**Listing:**
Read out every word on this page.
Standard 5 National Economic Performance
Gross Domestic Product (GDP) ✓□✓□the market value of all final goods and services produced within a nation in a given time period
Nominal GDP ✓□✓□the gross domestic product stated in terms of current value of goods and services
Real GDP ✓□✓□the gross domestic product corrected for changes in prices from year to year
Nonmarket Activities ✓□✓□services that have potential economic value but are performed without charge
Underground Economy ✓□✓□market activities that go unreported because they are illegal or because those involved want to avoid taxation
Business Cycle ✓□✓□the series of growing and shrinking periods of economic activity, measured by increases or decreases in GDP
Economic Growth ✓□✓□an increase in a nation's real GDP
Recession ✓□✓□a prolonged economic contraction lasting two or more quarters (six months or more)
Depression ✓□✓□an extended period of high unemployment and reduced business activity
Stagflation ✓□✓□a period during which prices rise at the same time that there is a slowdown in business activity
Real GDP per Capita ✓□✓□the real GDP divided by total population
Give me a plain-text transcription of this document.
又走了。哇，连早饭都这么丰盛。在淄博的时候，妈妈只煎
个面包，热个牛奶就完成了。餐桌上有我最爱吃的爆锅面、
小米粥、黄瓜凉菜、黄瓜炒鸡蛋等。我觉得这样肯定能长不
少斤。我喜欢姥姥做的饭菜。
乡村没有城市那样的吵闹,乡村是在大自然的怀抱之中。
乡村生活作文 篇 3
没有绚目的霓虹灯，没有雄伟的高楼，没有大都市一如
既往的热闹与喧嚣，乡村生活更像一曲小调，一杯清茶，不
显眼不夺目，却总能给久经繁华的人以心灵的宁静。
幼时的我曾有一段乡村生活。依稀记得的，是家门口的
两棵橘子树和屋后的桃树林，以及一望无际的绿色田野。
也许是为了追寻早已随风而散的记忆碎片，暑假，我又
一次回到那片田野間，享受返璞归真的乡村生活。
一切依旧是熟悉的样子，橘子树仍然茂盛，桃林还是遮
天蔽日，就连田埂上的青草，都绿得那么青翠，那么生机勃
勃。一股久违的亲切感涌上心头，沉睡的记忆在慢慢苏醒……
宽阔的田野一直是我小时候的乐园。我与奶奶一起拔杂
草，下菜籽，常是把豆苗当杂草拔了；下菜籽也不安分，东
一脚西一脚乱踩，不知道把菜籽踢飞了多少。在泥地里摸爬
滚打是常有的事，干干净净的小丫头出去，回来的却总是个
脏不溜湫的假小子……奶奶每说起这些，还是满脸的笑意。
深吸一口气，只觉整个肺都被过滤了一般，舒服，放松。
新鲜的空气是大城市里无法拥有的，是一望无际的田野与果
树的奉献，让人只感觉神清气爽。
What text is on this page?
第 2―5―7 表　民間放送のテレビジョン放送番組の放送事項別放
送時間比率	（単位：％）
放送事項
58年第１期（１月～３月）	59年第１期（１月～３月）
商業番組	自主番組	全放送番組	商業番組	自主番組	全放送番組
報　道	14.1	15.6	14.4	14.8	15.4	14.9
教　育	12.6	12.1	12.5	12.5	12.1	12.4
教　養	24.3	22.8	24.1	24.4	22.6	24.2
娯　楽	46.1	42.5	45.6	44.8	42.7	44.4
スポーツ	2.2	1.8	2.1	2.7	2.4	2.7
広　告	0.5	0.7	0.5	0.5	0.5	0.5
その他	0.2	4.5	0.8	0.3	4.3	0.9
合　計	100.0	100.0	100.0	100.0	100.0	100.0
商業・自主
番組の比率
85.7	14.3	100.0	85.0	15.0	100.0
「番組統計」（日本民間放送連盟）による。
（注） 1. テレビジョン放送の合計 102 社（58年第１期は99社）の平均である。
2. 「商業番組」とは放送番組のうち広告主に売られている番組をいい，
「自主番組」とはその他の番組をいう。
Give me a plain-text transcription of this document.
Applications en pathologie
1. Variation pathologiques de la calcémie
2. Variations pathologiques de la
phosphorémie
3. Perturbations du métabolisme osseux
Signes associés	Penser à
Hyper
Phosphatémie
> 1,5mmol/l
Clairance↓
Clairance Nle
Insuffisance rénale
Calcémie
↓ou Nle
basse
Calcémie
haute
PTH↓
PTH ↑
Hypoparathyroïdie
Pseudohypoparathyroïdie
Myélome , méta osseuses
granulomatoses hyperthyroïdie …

**Requirement:**
Print all of the entries exactly as they are written.

**Solution below:**
Read out every word on this page.
Standard 5 National Economic Performance
Gross Domestic Product (GDP) ✓□✓□the market value of all final goods and services produced within a nation in a given time period
Nominal GDP ✓□✓□the gross domestic product stated in terms of current value of goods and services
Real GDP ✓□✓□the gross domestic product corrected for changes in prices from year to year
Nonmarket Activities ✓□✓□services that have potential economic value but are performed without charge
Underground Economy ✓□✓□market activities that go unreported because they are illegal or because those involved want to avoid taxation
Business Cycle ✓□✓□the series of growing and shrinking periods of economic activity, measured by increases or decreases in GDP
Economic Growth ✓□✓□an increase in a nation's real GDP
Recession ✓□✓□a prolonged economic contraction lasting two or more quarters (six months or more)
Depression ✓□✓□an extended period of high unemployment and reduced business activity
Stagflation ✓□✓□a period during which prices rise at the same time that there is a slowdown in business activity
Real GDP per Capita ✓□✓□the real GDP divided by total population
Give me a plain-text transcription of this document.
又走了。哇，连早饭都这么丰盛。在淄博的时候，妈妈只煎
个面包，热个牛奶就完成了。餐桌上有我最爱吃的爆锅面、
小米粥、黄瓜凉菜、黄瓜炒鸡蛋等。我觉得这样肯定能长不
少斤。我喜欢姥姥做的饭菜。
乡村没有城市那样的吵闹,乡村是在大自然的怀抱之中。
乡村生活作文 篇 3
没有绚目的霓虹灯，没有雄伟的高楼，没有大都市一如
既往的热闹与喧嚣，乡村生活更像一曲小调，一杯清茶，不
显眼不夺目，却总能给久经繁华的人以心灵的宁静。
幼时的我曾有一段乡村生活。依稀记得的，是家门口的
两棵橘子树和屋后的桃树林，以及一望无际的绿色田野。
也许是为了追寻早已随风而散的记忆碎片，暑假，我又
一次回到那片田野間，享受返璞归真的乡村生活。
一切依旧是熟悉的样子，橘子树仍然茂盛，桃林还是遮
天蔽日，就连田埂上的青草，都绿得那么青翠，那么生机勃
勃。一股久违的亲切感涌上心头，沉睡的记忆在慢慢苏醒……
宽阔的田野一直是我小时候的乐园。我与奶奶一起拔杂
草，下菜籽，常是把豆苗当杂草拔了；下菜籽也不安分，东
一脚西一脚乱踩，不知道把菜籽踢飞了多少。在泥地里摸爬
滚打是常有的事，干干净净的小丫头出去，回来的却总是个
脏不溜湫的假小子……奶奶每说起这些，还是满脸的笑意。
深吸一口气，只觉整个肺都被过滤了一般，舒服，放松。
新鲜的空气是大城市里无法拥有的，是一望无际的田野与果
树的奉献，让人只感觉神清气爽。
What text is on this page?
第 2―5―7 表　民間放送のテレビジョン放送番組の放送事項別放
送時間比率	（単位：％）
放送事項
58年第１期（１月～３月）	59年第１期（１月～３月）
商業番組	自主番組	全放送番組	商業番組	自主番組	全放送番組
報　道	14.1	15.6	14.4	14.8	15.4	14.9
教　育	12.6	12.1	12.5	12.5	12.1	12.4
教　養	24.3	22.8	24.1	24.4	22.6	24.2
娯　楽	46.1	42.5	45.6	44.8	42.7	44.4
スポーツ	2.2	1.8	2.1	2.7	2.4	2.7
広　告	0.5	0.7	0.5	0.5	0.5	0.5
その他	0.2	4.5	0.8	0.3	4.3	0.9
合　計	100.0	100.0	100.0	100.0	100.0	100.0
商業・自主
番組の比率
85.7	14.3	100.0	85.0	15.0	100.0
「番組統計」（日本民間放送連盟）による。
（注） 1. テレビジョン放送の合計 102 社（58年第１期は99社）の平均である。
2. 「商業番組」とは放送番組のうち広告主に売られている番組をいい，
「自主番組」とはその他の番組をいう。
Give me a plain-text transcription of this document.
Applications en pathologie
1. Variation pathologiques de la calcémie
2. Variations pathologiques de la
phosphorémie
3. Perturbations du métabolisme osseux
Signes associés	Penser à
Hyper
Phosphatémie
> 1,5mmol/l
Clairance↓
Clairance Nle
Insuffisance rénale
Calcémie
↓ou Nle
basse
Calcémie
haute
PTH↓
PTH ↑
Hypoparathyroïdie
Pseudohypoparathyroïdie
Myélome , méta osseuses
granulomatoses hyperthyroïdie …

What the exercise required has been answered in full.